[Labeled box records]
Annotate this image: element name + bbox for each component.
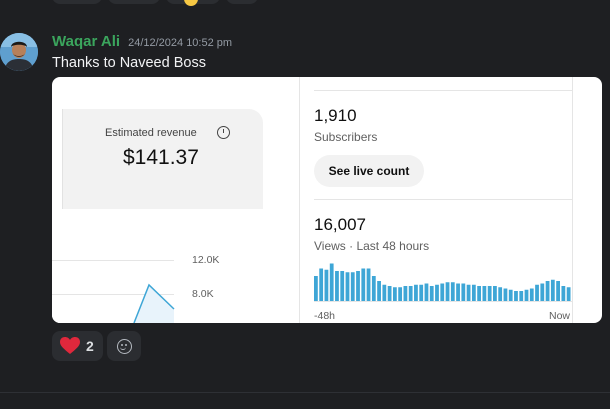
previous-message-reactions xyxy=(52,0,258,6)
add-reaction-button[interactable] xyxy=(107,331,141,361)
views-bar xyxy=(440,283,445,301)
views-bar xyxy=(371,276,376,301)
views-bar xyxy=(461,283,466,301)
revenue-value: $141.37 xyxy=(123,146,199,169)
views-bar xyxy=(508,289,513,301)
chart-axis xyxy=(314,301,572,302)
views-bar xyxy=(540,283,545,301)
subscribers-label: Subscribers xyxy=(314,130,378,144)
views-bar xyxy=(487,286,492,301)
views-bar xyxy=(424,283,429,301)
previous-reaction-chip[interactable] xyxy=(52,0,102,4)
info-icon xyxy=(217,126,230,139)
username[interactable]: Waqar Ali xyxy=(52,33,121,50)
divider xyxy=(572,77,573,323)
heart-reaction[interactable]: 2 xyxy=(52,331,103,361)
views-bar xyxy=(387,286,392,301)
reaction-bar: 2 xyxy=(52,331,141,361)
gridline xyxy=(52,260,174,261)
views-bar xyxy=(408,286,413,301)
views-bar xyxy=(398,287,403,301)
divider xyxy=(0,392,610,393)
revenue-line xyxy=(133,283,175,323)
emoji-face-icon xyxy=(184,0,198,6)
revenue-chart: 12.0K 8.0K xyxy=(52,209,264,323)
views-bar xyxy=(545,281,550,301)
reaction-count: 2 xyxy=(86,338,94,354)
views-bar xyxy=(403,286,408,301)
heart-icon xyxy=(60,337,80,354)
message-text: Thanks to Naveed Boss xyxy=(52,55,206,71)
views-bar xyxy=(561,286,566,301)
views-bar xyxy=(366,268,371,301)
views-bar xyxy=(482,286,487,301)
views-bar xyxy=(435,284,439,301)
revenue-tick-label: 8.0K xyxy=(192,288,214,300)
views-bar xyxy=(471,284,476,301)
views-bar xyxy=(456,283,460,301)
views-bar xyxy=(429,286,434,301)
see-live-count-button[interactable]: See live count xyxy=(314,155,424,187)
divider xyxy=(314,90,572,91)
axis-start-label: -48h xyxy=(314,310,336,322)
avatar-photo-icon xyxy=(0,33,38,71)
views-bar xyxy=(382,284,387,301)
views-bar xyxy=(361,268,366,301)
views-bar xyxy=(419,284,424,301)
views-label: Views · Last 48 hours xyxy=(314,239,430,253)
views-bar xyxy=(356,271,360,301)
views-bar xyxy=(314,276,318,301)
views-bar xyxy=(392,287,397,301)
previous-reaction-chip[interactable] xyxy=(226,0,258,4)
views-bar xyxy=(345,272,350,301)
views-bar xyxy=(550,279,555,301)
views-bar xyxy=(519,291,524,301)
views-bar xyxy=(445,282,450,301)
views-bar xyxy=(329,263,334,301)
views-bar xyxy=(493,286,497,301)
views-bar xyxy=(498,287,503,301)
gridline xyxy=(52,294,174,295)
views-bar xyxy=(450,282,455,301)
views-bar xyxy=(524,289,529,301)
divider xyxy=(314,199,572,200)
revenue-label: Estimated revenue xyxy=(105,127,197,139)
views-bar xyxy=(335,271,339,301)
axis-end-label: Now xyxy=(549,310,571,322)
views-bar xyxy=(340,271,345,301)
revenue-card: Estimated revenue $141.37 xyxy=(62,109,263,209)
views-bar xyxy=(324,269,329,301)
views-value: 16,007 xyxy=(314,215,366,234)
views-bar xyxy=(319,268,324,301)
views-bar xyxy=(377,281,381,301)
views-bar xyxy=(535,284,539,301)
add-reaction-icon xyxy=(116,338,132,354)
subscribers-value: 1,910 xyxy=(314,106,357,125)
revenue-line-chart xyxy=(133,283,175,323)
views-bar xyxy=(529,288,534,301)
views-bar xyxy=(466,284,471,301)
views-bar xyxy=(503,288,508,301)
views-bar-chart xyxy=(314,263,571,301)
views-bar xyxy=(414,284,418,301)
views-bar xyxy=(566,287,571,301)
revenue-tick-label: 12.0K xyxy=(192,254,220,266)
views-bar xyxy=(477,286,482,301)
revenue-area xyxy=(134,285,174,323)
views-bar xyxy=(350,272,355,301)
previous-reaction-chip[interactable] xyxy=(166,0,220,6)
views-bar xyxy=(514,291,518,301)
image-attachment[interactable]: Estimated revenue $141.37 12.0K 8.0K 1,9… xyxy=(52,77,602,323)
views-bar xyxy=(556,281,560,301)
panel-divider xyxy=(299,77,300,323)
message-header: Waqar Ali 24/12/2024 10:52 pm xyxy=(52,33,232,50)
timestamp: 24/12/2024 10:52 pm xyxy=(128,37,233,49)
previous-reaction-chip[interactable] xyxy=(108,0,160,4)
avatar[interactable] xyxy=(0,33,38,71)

Do this
Convert every line of the listing above into a Markdown table with the columns "Row" and "Line", numbering the rows and skipping blank lines. Leave the pictures out of the table.

Full output
| Row | Line |
|---|---|
| 1 | Annotate this image: element name + bbox for each component. |
| 2 | previous-message-reactions xyxy=(52,0,258,6) |
| 3 | add-reaction-button[interactable] xyxy=(107,331,141,361) |
| 4 | views-bar xyxy=(440,283,445,301) |
| 5 | views-bar xyxy=(371,276,376,301) |
| 6 | views-bar xyxy=(461,283,466,301) |
| 7 | revenue-value: $141.37 xyxy=(123,146,199,169) |
| 8 | views-bar xyxy=(508,289,513,301) |
| 9 | chart-axis xyxy=(314,301,572,302) |
| 10 | views-bar xyxy=(540,283,545,301) |
| 11 | subscribers-label: Subscribers xyxy=(314,130,378,144) |
| 12 | views-bar xyxy=(487,286,492,301) |
| 13 | views-bar xyxy=(424,283,429,301) |
| 14 | previous-reaction-chip[interactable] xyxy=(52,0,102,4) |
| 15 | info-icon xyxy=(217,126,230,139) |
| 16 | username[interactable]: Waqar Ali xyxy=(52,33,121,50) |
| 17 | divider xyxy=(572,77,573,323) |
| 18 | heart-reaction[interactable]: 2 xyxy=(52,331,103,361) |
| 19 | views-bar xyxy=(387,286,392,301) |
| 20 | reaction-bar: 2 xyxy=(52,331,141,361) |
| 21 | gridline xyxy=(52,260,174,261) |
| 22 | views-bar xyxy=(408,286,413,301) |
| 23 | views-bar xyxy=(398,287,403,301) |
| 24 | divider xyxy=(0,392,610,393) |
| 25 | revenue-line xyxy=(133,283,175,323) |
| 26 | emoji-face-icon xyxy=(184,0,198,6) |
| 27 | revenue-chart: 12.0K 8.0K xyxy=(52,209,264,323) |
| 28 | views-bar xyxy=(545,281,550,301) |
| 29 | reaction-count: 2 xyxy=(86,338,94,354) |
| 30 | views-bar xyxy=(403,286,408,301) |
| 31 | heart-icon xyxy=(60,337,80,354) |
| 32 | message-text: Thanks to Naveed Boss xyxy=(52,55,206,71) |
| 33 | views-bar xyxy=(561,286,566,301) |
| 34 | views-bar xyxy=(366,268,371,301) |
| 35 | views-bar xyxy=(482,286,487,301) |
| 36 | views-bar xyxy=(435,284,439,301) |
| 37 | revenue-tick-label: 8.0K xyxy=(192,288,214,300) |
| 38 | views-bar xyxy=(471,284,476,301) |
| 39 | views-bar xyxy=(456,283,460,301) |
| 40 | views-bar xyxy=(429,286,434,301) |
| 41 | see-live-count-button[interactable]: See live count xyxy=(314,155,424,187) |
| 42 | divider xyxy=(314,90,572,91) |
| 43 | axis-start-label: -48h xyxy=(314,310,336,322) |
| 44 | avatar-photo-icon xyxy=(0,33,38,71) |
| 45 | views-bar xyxy=(382,284,387,301) |
| 46 | views-bar xyxy=(361,268,366,301) |
| 47 | views-bar xyxy=(419,284,424,301) |
| 48 | views-label: Views · Last 48 hours xyxy=(314,239,430,253) |
| 49 | views-bar xyxy=(356,271,360,301) |
| 50 | views-bar xyxy=(314,276,318,301) |
| 51 | views-bar xyxy=(392,287,397,301) |
| 52 | previous-reaction-chip[interactable] xyxy=(226,0,258,4) |
| 53 | views-bar xyxy=(345,272,350,301) |
| 54 | views-bar xyxy=(550,279,555,301) |
| 55 | views-bar xyxy=(519,291,524,301) |
| 56 | views-bar xyxy=(445,282,450,301) |
| 57 | views-bar xyxy=(329,263,334,301) |
| 58 | views-bar xyxy=(493,286,497,301) |
| 59 | views-bar xyxy=(498,287,503,301) |
| 60 | gridline xyxy=(52,294,174,295) |
| 61 | views-bar xyxy=(450,282,455,301) |
| 62 | views-bar xyxy=(524,289,529,301) |
| 63 | divider xyxy=(314,199,572,200) |
| 64 | revenue-label: Estimated revenue xyxy=(105,127,197,139) |
| 65 | views-bar xyxy=(335,271,339,301) |
| 66 | axis-end-label: Now xyxy=(549,310,571,322) |
| 67 | views-bar xyxy=(340,271,345,301) |
| 68 | revenue-card: Estimated revenue $141.37 xyxy=(62,109,263,209) |
| 69 | views-bar xyxy=(324,269,329,301) |
| 70 | views-value: 16,007 xyxy=(314,215,366,234) |
| 71 | views-bar xyxy=(319,268,324,301) |
| 72 | views-bar xyxy=(377,281,381,301) |
| 73 | views-bar xyxy=(535,284,539,301) |
| 74 | add-reaction-icon xyxy=(116,338,132,354) |
| 75 | subscribers-value: 1,910 xyxy=(314,106,357,125) |
| 76 | revenue-line-chart xyxy=(133,283,175,323) |
| 77 | views-bar xyxy=(529,288,534,301) |
| 78 | views-bar xyxy=(466,284,471,301) |
| 79 | views-bar xyxy=(503,288,508,301) |
| 80 | views-bar-chart xyxy=(314,263,571,301) |
| 81 | views-bar xyxy=(414,284,418,301) |
| 82 | views-bar xyxy=(566,287,571,301) |
| 83 | revenue-tick-label: 12.0K xyxy=(192,254,220,266) |
| 84 | views-bar xyxy=(477,286,482,301) |
| 85 | revenue-area xyxy=(134,285,174,323) |
| 86 | views-bar xyxy=(350,272,355,301) |
| 87 | previous-reaction-chip[interactable] xyxy=(166,0,220,6) |
| 88 | views-bar xyxy=(514,291,518,301) |
| 89 | image-attachment[interactable]: Estimated revenue $141.37 12.0K 8.0K 1,9… xyxy=(52,77,602,323) |
| 90 | views-bar xyxy=(556,281,560,301) |
| 91 | panel-divider xyxy=(299,77,300,323) |
| 92 | message-header: Waqar Ali 24/12/2024 10:52 pm xyxy=(52,33,232,50) |
| 93 | timestamp: 24/12/2024 10:52 pm xyxy=(128,37,233,49) |
| 94 | previous-reaction-chip[interactable] xyxy=(108,0,160,4) |
| 95 | avatar[interactable] xyxy=(0,33,38,71) |